Teks Sumber →
Berita  

Ancaman Terhadap Kebebasan Pers: Kasus Kekerasan dan Intimidasi Jurnalis di Indonesia Meningkat

Foto: Ancaman Serius Pada Jurnalis. (Ilustrasi)

Barometerkalti.id, Samarinda – Kebebasan pers di Indonesia semakin terancam dalam dua tahun terakhir, ditandai dengan peningkatan kasus kekerasan dan intimidasi terhadap jurnalis.

Data dari Aliansi Jurnalis Independen (AJI) Indonesia menunjukkan bahwa pada tahun 2023 tercatat 101 kasus kekerasan, dan pada tahun berikutnya terjadi 73 insiden serupa. Situasi ini mengindikasikan bahwa kondisi kebebasan pers di Indonesia belum membaik, bahkan cenderung memburuk.

Ketua AJI Indonesia, Nany Afrida, mengungkapkan bahwa setiap kasus yang dilaporkan kepada AJI telah diserahkan ke kepolisian, namun mayoritas pelaku tidak berhasil ditangkap. Nany juga menyoroti bentuk-bentuk kekerasan yang semakin mengkhawatirkan, seperti pelemparan bom molotov ke kantor redaksi media Jubi, pembunuhan wartawan Rico Sempurna Pasaribu, dan yang terbaru adalah pengiriman kepala babi kepada jurnalis Tempo.

“Kebebasan pers di era reformasi tidak jauh berbeda dengan era Orde Baru,” ujar Nany dengan nada prihatin.

Dewan Pers: Jangan Takut, Tetap Profesional

Ketua Dewan Pers, Ninik Rahayu, menyerukan kepada pers nasional untuk tidak takut menghadapi berbagai bentuk ancaman dan tetap menjalankan tugas jurnalistik secara profesional. Ninik juga menekankan pentingnya perusahaan pers dalam memberikan perlindungan dan menjamin keselamatan jurnalis selama bertugas.

Cuplikan Catatan →
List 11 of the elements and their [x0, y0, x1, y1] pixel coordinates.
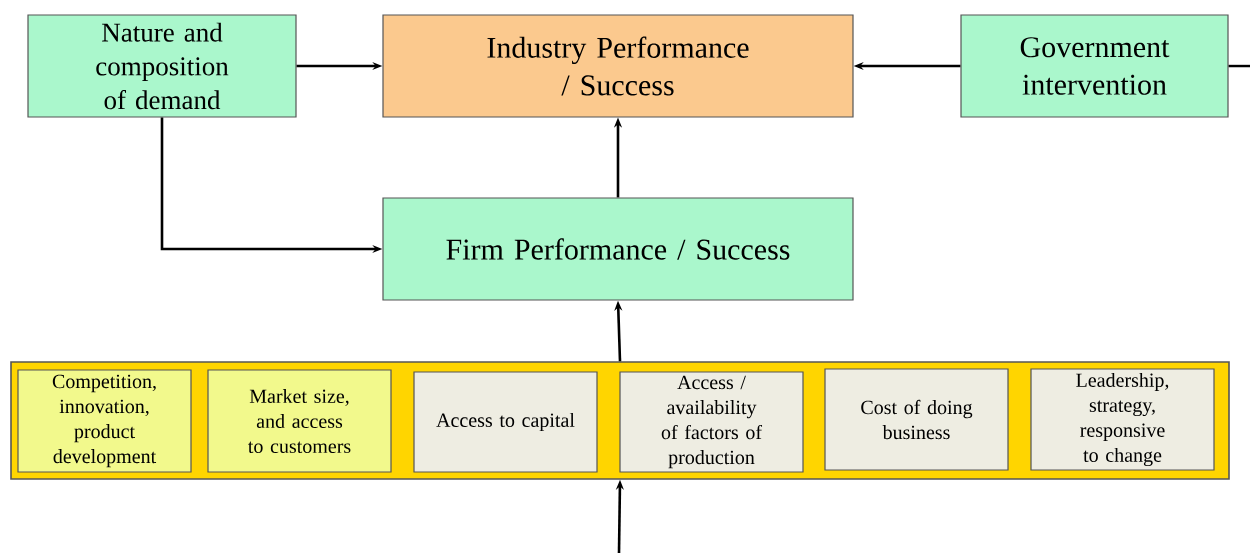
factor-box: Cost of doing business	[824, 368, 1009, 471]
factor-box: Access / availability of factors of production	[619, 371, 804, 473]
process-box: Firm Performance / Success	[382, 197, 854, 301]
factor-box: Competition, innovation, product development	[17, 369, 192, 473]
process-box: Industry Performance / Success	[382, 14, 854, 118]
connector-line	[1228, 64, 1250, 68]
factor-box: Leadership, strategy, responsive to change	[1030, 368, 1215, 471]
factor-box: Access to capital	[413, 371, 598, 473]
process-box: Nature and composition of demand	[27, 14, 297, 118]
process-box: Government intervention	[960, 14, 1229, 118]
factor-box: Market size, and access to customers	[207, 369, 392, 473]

Tugas Dikerjakan →
[a] Terjemahkan ke bahasa Inggris kalimat dari artikel kebebasan pers ini: "“Kebebasan pers di era reformasi tidak jauh berbeda dengan era Orde Baru,” ujar Nany dengan nada prihatin."
[b] Sambung artikel kebebasan pers itu, mulai sesudah kalimat terakhirnya.
Catatan-catatan itu bahan terpisah, bukan bagian dari artikel kebebasan pers.

Hasil Akhir →
[a] "Press freedom in the reform era is not much different from the New Order era," Nany said in a concerned tone.

[b]
“Sayangnya, hingga saat ini belum ada mekanisme dari negara yang secara khusus melindungi jurnalis sebagai pembela hak asasi manusia,” kata Ninik.

Ia juga menyoroti penurunan Indeks Kemerdekaan Pers (IKP) sebagai indikator bahwa kondisi pers nasional sedang tidak baik-baik saja.

Kasus Teror Kepala Babi: Simbol Ancaman Serius

Salah satu kasus yang mencuri perhatian adalah pengiriman paket berisi kepala babi kepada jurnalis Tempo, Francisca Christy Rosana, yang dikenal sebagai pembawa siniar “Bocor Alus Politik”. Paket tersebut diterima oleh satuan pengamanan Tempo pada Rabu (19/03) sore, dan baru dibuka keesokan harinya oleh Cica—sapaan akrab Francisca—bersama rekan kerjanya, Hussein Abri Yusuf Muda.

Erick Tanjung, Koordinator Komite Keselamatan Jurnalis (KKJ), menjelaskan bahwa paket tersebut dikirim oleh seorang pria yang mengendarai sepeda motor dengan jaket hitam dan helm ojek online. Paket itu dibungkus rapi sehingga tidak menimbulkan kecurigaan. Namun, saat dibuka, tercium bau menyengat dan ditemukan kepala babi dengan dua telinga yang dipotong.

“Kasus ini bukan sekadar teror, tetapi juga ancaman terhadap nyawa jurnalis,” tegas Erick.

KKJ telah melaporkan kasus ini ke Bareskrim Polri dengan menggunakan Pasal 18 UU Pers serta Pasal 170 dan 406 KUHP.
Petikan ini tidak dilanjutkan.